Where a line holds "name", copy it.

(Figure record listings)
::::::
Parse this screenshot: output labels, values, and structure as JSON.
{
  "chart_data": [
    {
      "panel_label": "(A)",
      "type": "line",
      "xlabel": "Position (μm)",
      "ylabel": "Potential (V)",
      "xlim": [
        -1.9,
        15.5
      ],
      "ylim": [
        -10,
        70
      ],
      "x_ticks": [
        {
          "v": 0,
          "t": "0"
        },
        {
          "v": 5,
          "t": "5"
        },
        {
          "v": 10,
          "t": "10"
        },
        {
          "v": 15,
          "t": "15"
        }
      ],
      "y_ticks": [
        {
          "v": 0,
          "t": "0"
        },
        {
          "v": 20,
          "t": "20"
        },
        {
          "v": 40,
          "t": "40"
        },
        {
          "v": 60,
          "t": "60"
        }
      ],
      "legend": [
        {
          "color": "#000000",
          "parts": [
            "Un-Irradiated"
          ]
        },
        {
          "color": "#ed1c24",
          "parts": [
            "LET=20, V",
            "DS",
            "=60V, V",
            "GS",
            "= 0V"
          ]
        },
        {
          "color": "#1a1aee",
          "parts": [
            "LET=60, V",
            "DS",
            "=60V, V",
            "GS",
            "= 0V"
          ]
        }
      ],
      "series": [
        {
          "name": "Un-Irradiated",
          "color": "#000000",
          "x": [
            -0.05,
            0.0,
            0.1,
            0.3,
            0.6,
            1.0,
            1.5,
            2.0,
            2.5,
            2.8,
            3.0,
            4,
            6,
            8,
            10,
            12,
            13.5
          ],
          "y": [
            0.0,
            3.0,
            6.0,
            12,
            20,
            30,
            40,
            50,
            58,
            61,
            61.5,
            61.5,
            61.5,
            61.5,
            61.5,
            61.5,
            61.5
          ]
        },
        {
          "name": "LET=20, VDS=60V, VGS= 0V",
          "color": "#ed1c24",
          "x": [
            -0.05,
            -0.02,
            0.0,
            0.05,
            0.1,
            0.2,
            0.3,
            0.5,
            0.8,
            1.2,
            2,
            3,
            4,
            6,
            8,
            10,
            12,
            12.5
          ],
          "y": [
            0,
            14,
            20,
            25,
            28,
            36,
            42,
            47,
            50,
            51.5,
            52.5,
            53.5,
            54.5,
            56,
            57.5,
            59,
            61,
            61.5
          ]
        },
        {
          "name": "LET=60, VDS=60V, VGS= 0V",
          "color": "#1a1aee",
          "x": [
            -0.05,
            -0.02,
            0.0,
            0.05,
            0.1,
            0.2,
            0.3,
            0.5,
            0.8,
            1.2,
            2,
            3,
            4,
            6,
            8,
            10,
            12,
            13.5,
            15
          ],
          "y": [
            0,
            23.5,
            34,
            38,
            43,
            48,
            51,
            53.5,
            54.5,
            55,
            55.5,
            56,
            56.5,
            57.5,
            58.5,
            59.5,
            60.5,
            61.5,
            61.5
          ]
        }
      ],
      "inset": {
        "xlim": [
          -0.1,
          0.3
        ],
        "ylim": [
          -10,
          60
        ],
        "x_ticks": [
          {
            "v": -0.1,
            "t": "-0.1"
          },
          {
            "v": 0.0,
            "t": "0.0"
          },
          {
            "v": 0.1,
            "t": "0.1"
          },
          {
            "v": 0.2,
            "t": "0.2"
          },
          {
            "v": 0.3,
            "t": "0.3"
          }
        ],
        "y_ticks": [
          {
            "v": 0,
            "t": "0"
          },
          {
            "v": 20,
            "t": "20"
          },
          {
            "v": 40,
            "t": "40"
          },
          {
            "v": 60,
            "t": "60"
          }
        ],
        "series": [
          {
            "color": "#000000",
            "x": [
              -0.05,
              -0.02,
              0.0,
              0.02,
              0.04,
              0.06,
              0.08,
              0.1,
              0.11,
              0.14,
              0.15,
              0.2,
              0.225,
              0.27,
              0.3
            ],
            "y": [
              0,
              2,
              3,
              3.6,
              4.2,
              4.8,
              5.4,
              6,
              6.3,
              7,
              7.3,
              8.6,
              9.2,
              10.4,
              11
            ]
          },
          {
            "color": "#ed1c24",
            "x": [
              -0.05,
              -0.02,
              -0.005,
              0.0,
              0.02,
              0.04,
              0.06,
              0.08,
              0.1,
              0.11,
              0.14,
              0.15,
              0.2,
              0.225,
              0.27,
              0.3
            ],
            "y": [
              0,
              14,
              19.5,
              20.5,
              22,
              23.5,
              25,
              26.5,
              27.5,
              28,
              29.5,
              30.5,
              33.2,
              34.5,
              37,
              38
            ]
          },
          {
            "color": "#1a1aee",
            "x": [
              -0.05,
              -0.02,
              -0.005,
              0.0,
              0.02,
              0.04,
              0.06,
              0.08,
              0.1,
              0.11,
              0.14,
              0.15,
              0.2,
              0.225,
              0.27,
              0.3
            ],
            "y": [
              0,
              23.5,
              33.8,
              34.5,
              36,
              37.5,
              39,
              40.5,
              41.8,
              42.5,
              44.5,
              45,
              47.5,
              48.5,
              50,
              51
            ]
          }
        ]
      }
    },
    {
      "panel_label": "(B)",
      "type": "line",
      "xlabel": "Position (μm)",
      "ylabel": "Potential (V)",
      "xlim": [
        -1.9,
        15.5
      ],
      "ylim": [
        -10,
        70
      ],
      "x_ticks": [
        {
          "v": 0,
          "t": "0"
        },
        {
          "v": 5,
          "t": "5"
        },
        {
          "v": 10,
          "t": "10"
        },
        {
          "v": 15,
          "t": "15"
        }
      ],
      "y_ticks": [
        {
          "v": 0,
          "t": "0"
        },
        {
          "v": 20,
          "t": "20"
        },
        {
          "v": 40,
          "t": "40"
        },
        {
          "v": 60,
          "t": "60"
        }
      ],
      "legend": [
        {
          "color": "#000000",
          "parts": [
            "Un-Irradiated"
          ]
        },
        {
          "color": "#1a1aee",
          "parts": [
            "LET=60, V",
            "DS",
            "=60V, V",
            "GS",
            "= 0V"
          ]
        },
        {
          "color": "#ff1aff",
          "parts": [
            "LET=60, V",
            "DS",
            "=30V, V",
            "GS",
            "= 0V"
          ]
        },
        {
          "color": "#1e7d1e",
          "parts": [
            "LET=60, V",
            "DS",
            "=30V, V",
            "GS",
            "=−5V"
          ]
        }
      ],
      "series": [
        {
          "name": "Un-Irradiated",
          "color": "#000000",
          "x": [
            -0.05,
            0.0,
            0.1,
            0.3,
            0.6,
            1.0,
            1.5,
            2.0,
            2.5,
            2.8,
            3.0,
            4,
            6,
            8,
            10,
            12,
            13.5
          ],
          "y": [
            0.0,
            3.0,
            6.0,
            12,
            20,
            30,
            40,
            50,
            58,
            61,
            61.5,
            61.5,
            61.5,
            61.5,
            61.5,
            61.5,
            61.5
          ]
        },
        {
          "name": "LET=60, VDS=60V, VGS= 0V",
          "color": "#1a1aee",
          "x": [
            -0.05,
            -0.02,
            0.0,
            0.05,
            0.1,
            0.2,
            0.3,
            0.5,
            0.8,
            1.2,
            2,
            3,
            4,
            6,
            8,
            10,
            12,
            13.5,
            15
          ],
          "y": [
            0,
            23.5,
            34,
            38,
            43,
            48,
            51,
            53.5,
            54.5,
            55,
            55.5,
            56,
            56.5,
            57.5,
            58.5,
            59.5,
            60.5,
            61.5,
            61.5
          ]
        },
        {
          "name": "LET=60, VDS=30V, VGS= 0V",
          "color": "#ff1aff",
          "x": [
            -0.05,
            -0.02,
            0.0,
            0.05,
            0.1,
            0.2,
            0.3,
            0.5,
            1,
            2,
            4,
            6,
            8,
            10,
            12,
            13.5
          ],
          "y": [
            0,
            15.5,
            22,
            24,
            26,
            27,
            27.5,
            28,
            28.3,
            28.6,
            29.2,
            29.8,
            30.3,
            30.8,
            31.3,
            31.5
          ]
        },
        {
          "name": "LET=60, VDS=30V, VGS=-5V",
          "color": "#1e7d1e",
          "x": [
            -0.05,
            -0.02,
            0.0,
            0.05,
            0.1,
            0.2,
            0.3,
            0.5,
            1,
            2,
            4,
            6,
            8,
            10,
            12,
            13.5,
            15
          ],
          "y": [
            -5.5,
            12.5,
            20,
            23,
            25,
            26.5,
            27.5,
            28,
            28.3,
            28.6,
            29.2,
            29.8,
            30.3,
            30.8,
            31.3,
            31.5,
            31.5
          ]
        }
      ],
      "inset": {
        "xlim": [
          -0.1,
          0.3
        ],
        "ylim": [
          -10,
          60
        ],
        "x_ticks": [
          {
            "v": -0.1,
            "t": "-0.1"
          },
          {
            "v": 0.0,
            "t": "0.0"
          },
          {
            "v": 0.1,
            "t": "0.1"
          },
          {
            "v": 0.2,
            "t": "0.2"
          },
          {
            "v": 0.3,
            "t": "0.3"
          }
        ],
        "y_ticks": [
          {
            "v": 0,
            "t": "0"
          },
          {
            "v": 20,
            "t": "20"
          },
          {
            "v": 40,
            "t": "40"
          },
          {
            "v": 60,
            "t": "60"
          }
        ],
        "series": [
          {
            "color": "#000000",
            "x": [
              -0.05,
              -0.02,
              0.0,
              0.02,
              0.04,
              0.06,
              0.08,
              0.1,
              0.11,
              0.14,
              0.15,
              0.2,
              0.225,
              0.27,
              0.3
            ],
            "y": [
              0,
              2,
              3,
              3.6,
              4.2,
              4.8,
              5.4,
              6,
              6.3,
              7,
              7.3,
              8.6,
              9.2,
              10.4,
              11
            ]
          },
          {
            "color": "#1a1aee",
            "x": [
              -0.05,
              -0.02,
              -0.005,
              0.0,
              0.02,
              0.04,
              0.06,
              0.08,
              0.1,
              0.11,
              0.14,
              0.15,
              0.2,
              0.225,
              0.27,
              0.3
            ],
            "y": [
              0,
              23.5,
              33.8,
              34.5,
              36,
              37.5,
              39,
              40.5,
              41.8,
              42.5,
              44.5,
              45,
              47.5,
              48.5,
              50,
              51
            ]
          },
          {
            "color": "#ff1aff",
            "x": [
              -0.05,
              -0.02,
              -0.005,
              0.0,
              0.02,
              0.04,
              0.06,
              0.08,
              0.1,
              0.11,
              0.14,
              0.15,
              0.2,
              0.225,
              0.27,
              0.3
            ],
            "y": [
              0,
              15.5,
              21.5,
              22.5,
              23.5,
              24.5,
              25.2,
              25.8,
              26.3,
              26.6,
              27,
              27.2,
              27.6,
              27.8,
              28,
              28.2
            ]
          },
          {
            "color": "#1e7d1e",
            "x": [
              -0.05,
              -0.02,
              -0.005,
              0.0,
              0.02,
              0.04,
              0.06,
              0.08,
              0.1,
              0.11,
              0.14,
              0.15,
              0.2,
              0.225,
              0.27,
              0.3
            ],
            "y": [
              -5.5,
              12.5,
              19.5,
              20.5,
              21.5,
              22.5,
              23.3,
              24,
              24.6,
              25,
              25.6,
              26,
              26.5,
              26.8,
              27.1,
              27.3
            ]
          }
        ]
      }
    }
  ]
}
::::::
**Worked answer:**
          "name": "Un-Irradiated",
          "name": "LET=20, VDS=60V, VGS= 0V",
          "name": "LET=60, VDS=60V, VGS= 0V",
          "name": "Un-Irradiated",
          "name": "LET=60, VDS=60V, VGS= 0V",
          "name": "LET=60, VDS=30V, VGS= 0V",
          "name": "LET=60, VDS=30V, VGS=-5V",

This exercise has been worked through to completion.